- [WORK TO BE COMPLETED]: Would you pull out every line of the material that contains the string "Shared"?

- [Dataset items]:
╭──
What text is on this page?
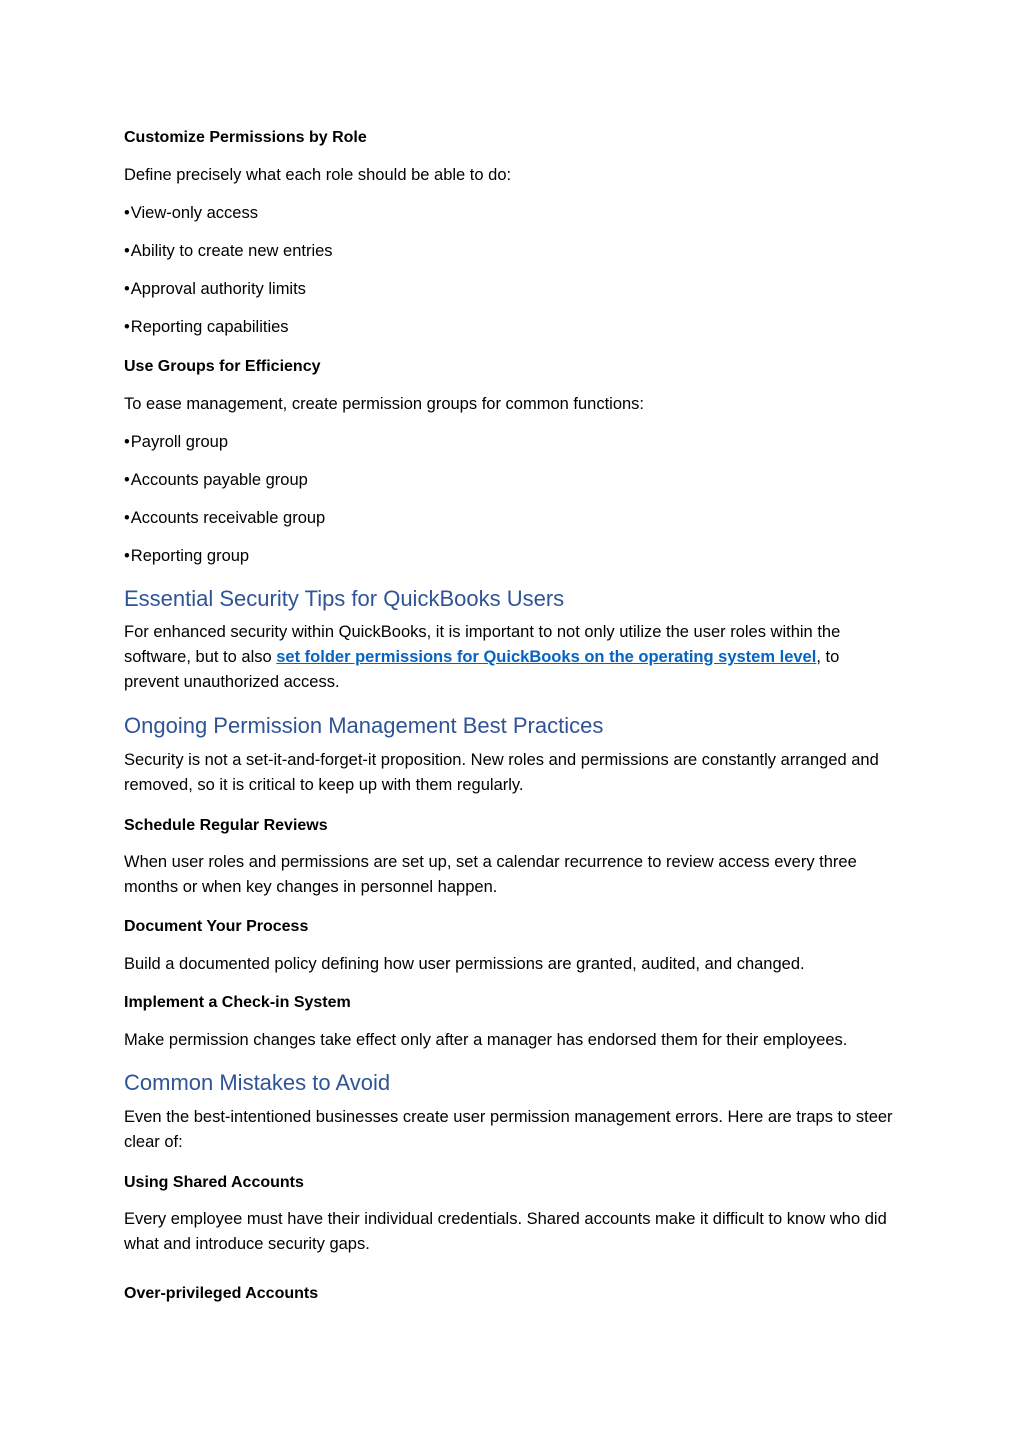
Customize Permissions by Role

Define precisely what each role should be able to do:

• View-only access

• Ability to create new entries

• Approval authority limits

• Reporting capabilities

Use Groups for Efficiency

To ease management, create permission groups for common functions:

• Payroll group

• Accounts payable group

• Accounts receivable group

• Reporting group

Essential Security Tips for QuickBooks Users

For enhanced security within QuickBooks, it is important to not only utilize the user roles within the software, but to also set folder permissions for QuickBooks on the operating system level, to prevent unauthorized access.

Ongoing Permission Management Best Practices

Security is not a set-it-and-forget-it proposition. New roles and permissions are constantly arranged and removed, so it is critical to keep up with them regularly.

Schedule Regular Reviews

When user roles and permissions are set up, set a calendar recurrence to review access every three months or when key changes in personnel happen.

Document Your Process

Build a documented policy defining how user permissions are granted, audited, and changed.

Implement a Check-in System

Make permission changes take effect only after a manager has endorsed them for their employees.

Common Mistakes to Avoid

Even the best-intentioned businesses create user permission management errors. Here are traps to steer clear of:

Using Shared Accounts

Every employee must have their individual credentials. Shared accounts make it difficult to know who did what and introduce security gaps.

Over-privileged Accounts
╰──
- [ANSWER TO THE TASK]:
Using Shared Accounts
Every employee must have their individual credentials. Shared accounts make it difficult to know who did what and introduce security gaps.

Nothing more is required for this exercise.